* **Work instructions**:
Pick out all lines in the listing holding the string "JSON" and copy them.

* **Data extract**:
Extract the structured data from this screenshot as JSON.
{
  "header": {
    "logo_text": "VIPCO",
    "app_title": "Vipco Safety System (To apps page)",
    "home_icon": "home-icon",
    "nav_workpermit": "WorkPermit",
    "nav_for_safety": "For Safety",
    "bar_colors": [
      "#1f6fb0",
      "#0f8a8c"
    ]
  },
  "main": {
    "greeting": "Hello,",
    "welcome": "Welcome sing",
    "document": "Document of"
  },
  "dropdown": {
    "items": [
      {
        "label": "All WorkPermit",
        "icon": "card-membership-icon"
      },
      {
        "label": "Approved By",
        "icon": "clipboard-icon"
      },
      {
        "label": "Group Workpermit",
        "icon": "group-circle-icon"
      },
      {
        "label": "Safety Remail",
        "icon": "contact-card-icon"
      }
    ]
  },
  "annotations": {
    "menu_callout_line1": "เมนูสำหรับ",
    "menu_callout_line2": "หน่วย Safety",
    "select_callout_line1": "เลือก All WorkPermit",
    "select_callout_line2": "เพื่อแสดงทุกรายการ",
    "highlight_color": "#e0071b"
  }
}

* * *

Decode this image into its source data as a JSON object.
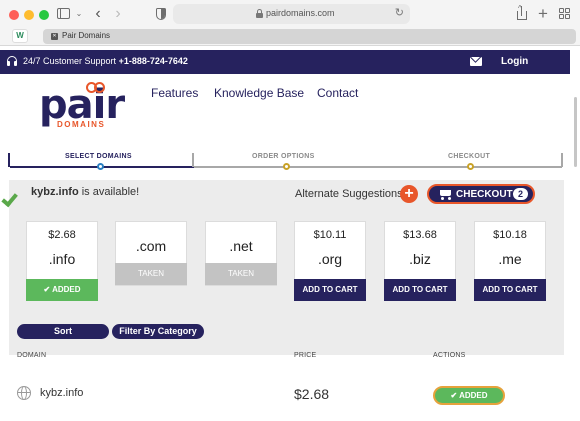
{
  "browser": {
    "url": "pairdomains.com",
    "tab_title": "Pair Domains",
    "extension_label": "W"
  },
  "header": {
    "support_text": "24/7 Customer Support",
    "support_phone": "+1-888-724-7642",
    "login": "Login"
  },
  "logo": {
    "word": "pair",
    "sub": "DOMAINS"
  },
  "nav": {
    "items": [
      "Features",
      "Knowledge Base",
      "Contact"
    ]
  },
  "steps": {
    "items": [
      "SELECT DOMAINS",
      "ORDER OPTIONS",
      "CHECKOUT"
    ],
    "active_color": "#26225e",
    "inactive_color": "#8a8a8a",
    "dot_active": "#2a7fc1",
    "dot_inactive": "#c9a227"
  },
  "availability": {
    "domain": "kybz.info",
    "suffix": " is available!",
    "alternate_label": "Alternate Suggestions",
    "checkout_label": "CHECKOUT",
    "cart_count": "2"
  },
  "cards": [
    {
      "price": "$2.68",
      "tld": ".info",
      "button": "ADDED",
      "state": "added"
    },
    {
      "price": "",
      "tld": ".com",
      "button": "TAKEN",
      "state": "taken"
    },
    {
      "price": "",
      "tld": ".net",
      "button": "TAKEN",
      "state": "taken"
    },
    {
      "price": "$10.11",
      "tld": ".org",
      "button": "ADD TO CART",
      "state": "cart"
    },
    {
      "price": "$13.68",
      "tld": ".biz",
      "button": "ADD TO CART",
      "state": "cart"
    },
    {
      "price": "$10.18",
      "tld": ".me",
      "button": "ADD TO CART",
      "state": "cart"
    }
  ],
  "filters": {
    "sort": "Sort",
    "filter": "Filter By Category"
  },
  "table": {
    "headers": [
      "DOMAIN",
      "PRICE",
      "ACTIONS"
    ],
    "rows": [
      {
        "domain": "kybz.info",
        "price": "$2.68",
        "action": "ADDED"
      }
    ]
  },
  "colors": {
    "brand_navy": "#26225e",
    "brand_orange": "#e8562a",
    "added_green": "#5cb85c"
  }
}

* **Final answer**:
Extract the structured data from this screenshot as JSON.
Decode this image into its source data as a JSON object.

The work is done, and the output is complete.